• [WORK INSTRUCTIONS]
Quote the records that follow in full and exactly; leave out the pictures.
:: EXERCISE INPUTS
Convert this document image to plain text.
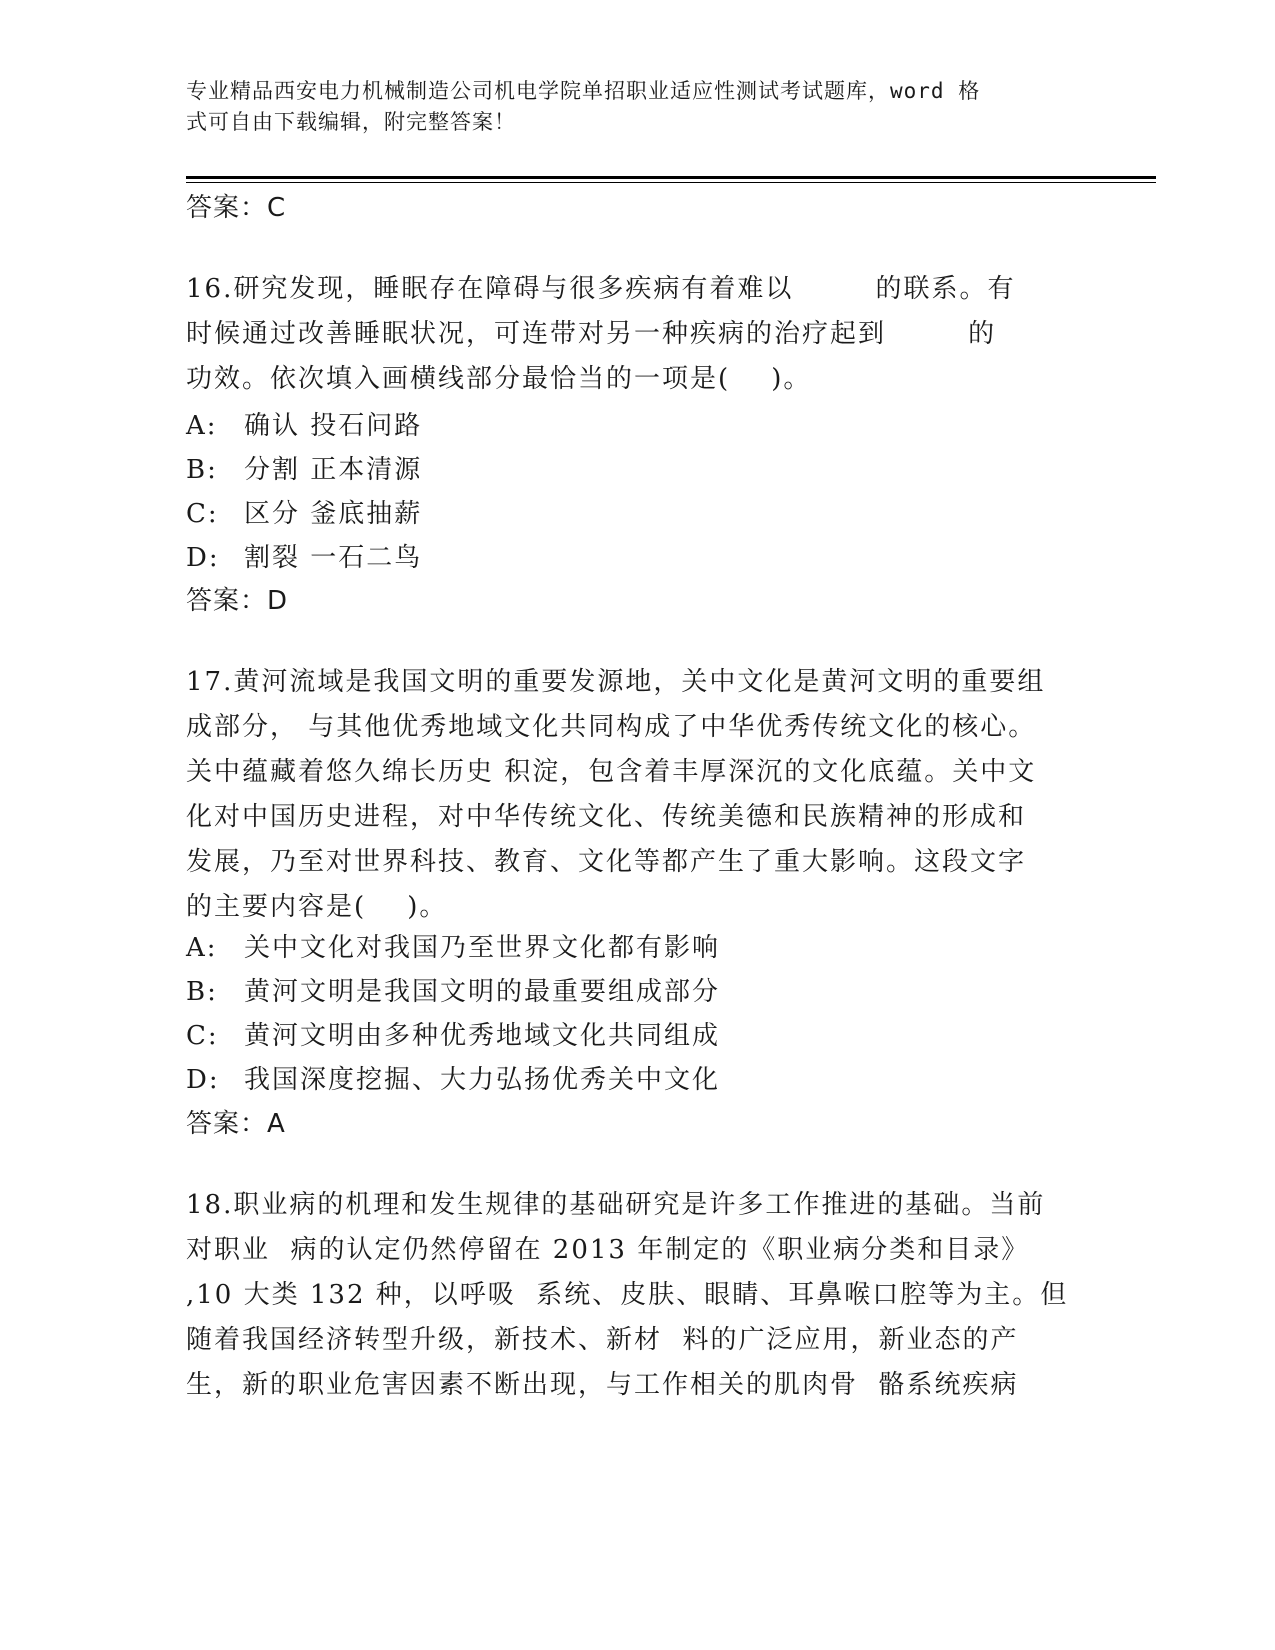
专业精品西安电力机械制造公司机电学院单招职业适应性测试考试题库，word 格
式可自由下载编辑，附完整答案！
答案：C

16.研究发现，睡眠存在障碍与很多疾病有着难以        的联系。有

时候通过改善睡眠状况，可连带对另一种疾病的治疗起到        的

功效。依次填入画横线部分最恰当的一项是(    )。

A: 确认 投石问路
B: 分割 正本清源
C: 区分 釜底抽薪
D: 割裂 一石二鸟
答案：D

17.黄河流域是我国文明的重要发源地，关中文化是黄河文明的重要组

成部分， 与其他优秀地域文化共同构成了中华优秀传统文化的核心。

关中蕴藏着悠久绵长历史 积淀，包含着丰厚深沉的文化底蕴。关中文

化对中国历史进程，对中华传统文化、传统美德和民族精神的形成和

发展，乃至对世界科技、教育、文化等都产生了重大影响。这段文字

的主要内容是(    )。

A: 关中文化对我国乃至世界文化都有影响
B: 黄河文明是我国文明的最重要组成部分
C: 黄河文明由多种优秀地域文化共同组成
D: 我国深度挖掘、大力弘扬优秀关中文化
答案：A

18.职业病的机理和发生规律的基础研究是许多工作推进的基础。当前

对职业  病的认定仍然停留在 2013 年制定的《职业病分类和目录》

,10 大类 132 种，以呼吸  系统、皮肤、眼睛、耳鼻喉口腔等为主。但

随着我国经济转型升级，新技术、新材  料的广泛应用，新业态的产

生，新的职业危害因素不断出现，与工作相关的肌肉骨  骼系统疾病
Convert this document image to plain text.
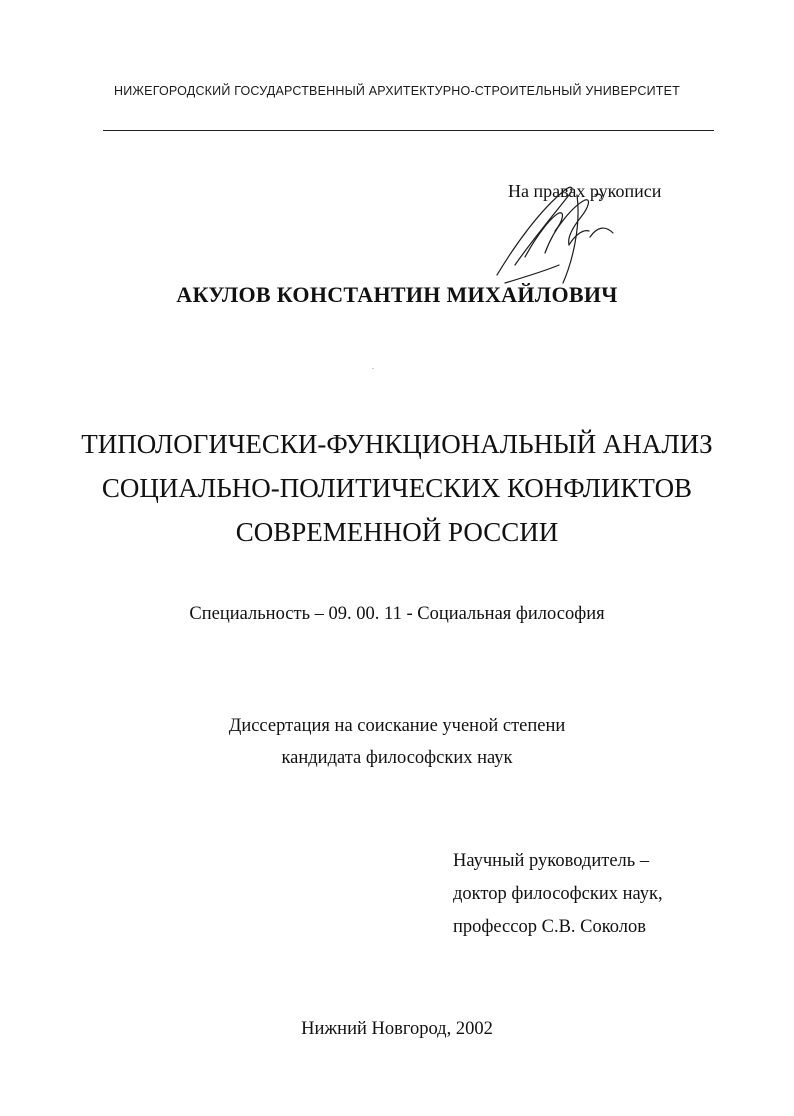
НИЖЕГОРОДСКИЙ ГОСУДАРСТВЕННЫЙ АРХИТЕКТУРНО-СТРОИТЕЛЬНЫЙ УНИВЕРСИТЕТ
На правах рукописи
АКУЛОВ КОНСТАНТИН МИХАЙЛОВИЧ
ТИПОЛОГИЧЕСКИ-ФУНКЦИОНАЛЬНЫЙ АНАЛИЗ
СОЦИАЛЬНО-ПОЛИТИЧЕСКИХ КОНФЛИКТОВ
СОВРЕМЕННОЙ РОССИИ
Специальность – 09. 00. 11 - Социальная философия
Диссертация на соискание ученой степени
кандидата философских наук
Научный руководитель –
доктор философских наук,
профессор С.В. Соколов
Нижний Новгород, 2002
::::
• [WRITTEN ANSWER]
Convert this document image to plain text.
专业精品西安电力机械制造公司机电学院单招职业适应性测试考试题库，word 格
式可自由下载编辑，附完整答案！
答案：C

16.研究发现，睡眠存在障碍与很多疾病有着难以        的联系。有

时候通过改善睡眠状况，可连带对另一种疾病的治疗起到        的

功效。依次填入画横线部分最恰当的一项是(    )。

A: 确认 投石问路
B: 分割 正本清源
C: 区分 釜底抽薪
D: 割裂 一石二鸟
答案：D

17.黄河流域是我国文明的重要发源地，关中文化是黄河文明的重要组

成部分， 与其他优秀地域文化共同构成了中华优秀传统文化的核心。

关中蕴藏着悠久绵长历史 积淀，包含着丰厚深沉的文化底蕴。关中文

化对中国历史进程，对中华传统文化、传统美德和民族精神的形成和

发展，乃至对世界科技、教育、文化等都产生了重大影响。这段文字

的主要内容是(    )。

A: 关中文化对我国乃至世界文化都有影响
B: 黄河文明是我国文明的最重要组成部分
C: 黄河文明由多种优秀地域文化共同组成
D: 我国深度挖掘、大力弘扬优秀关中文化
答案：A

18.职业病的机理和发生规律的基础研究是许多工作推进的基础。当前

对职业  病的认定仍然停留在 2013 年制定的《职业病分类和目录》

,10 大类 132 种，以呼吸  系统、皮肤、眼睛、耳鼻喉口腔等为主。但

随着我国经济转型升级，新技术、新材  料的广泛应用，新业态的产

生，新的职业危害因素不断出现，与工作相关的肌肉骨  骼系统疾病
Convert this document image to plain text.
НИЖЕГОРОДСКИЙ ГОСУДАРСТВЕННЫЙ АРХИТЕКТУРНО-СТРОИТЕЛЬНЫЙ УНИВЕРСИТЕТ
На правах рукописи
АКУЛОВ КОНСТАНТИН МИХАЙЛОВИЧ
ТИПОЛОГИЧЕСКИ-ФУНКЦИОНАЛЬНЫЙ АНАЛИЗ
СОЦИАЛЬНО-ПОЛИТИЧЕСКИХ КОНФЛИКТОВ
СОВРЕМЕННОЙ РОССИИ
Специальность – 09. 00. 11 - Социальная философия
Диссертация на соискание ученой степени
кандидата философских наук
Научный руководитель –
доктор философских наук,
профессор С.В. Соколов
Нижний Новгород, 2002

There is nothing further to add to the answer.